_Data to process_:
_ _ _ _ _
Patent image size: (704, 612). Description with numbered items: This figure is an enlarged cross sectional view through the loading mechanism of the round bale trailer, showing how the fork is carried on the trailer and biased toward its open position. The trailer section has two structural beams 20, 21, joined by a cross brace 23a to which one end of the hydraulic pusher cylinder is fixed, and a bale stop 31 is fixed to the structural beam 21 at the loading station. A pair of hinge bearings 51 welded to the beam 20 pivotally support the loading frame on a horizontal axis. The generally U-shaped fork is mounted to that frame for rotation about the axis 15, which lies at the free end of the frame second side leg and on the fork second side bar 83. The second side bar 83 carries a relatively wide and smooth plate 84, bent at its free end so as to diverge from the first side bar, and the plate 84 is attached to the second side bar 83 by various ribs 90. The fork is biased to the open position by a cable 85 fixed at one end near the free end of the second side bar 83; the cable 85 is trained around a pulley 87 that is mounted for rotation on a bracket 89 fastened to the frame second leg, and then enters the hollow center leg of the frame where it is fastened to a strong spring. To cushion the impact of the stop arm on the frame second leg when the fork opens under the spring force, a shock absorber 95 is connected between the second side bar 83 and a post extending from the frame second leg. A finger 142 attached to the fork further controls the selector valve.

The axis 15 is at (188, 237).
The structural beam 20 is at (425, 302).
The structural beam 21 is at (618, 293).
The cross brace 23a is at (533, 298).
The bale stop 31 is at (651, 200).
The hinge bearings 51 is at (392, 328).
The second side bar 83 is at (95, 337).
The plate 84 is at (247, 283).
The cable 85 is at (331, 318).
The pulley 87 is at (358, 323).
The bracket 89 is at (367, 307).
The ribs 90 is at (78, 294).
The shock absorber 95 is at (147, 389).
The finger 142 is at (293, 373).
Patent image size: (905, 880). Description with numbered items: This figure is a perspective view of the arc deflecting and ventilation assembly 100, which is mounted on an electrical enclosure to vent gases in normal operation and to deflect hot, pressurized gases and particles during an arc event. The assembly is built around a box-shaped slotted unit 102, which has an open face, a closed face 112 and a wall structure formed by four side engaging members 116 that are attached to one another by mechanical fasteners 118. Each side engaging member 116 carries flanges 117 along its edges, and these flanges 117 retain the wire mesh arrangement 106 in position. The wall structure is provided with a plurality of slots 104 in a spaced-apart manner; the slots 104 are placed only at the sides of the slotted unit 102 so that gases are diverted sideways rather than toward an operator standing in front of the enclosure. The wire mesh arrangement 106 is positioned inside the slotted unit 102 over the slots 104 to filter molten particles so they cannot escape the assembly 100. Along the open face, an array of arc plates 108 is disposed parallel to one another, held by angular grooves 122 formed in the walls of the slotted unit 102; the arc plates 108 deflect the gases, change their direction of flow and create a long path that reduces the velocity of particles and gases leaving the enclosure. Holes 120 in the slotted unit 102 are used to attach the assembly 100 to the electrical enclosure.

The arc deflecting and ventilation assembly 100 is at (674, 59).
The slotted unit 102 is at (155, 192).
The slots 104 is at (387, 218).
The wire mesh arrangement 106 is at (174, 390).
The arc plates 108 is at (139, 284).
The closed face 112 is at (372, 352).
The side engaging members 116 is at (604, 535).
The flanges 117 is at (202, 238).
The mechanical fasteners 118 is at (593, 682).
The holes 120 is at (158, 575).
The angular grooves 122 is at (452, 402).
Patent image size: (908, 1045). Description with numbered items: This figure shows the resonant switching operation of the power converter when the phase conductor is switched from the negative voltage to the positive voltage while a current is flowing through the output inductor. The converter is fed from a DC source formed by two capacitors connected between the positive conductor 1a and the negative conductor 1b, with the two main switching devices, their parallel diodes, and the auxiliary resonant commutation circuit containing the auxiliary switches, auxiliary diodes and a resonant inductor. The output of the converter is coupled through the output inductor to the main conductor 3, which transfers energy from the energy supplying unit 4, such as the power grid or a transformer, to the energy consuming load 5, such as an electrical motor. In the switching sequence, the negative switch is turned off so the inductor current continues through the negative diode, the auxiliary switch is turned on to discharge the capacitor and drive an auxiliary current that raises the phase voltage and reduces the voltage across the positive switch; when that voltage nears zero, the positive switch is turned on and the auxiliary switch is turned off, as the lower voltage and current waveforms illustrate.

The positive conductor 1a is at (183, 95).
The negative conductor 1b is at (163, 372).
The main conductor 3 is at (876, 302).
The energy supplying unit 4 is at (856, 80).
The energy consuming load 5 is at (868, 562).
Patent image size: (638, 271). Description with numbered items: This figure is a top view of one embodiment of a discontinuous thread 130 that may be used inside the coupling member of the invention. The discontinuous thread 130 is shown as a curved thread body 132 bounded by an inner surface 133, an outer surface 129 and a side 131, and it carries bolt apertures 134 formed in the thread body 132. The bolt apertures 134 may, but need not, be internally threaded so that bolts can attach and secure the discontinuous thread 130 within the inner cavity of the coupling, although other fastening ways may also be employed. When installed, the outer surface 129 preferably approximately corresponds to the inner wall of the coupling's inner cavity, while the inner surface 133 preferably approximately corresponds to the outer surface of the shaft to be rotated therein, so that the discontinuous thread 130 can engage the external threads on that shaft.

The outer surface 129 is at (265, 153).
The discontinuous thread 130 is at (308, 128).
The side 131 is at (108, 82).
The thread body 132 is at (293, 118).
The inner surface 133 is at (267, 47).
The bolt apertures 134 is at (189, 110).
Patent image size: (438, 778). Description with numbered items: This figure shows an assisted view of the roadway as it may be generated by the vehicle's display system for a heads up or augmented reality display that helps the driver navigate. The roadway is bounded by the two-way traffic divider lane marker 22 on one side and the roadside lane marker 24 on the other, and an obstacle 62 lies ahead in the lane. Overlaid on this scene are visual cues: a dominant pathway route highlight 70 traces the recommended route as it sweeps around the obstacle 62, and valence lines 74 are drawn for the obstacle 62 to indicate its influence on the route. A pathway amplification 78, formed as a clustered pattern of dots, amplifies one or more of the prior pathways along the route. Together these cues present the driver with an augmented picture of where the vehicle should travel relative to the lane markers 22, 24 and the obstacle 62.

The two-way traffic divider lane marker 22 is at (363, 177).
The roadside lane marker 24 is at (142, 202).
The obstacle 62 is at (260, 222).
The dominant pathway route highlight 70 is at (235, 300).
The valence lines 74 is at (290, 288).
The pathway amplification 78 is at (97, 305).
_ _ _ _ _
_Problem statement_: Output as a numbered list the lines from the line containing "Patent image size: (908, 1045)." through the line containing "The energy consuming load 5 is at (868, 562).", both included, leaving out blank lines.

_Complete response_:
1. Patent image size: (908, 1045). Description with numbered items: This figure shows the resonant switching operation of the power converter when the phase conductor is switched from the negative voltage to the positive voltage while a current is flowing through the output inductor. The converter is fed from a DC source formed by two capacitors connected between the positive conductor 1a and the negative conductor 1b, with the two main switching devices, their parallel diodes, and the auxiliary resonant commutation circuit containing the auxiliary switches, auxiliary diodes and a resonant inductor. The output of the converter is coupled through the output inductor to the main conductor 3, which transfers energy from the energy supplying unit 4, such as the power grid or a transformer, to the energy consuming load 5, such as an electrical motor. In the switching sequence, the negative switch is turned off so the inductor current continues through the negative diode, the auxiliary switch is turned on to discharge the capacitor and drive an auxiliary current that raises the phase voltage and reduces the voltage across the positive switch; when that voltage nears zero, the positive switch is turned on and the auxiliary switch is turned off, as the lower voltage and current waveforms illustrate.
2. The positive conductor 1a is at (183, 95).
3. The negative conductor 1b is at (163, 372).
4. The main conductor 3 is at (876, 302).
5. The energy supplying unit 4 is at (856, 80).
6. The energy consuming load 5 is at (868, 562).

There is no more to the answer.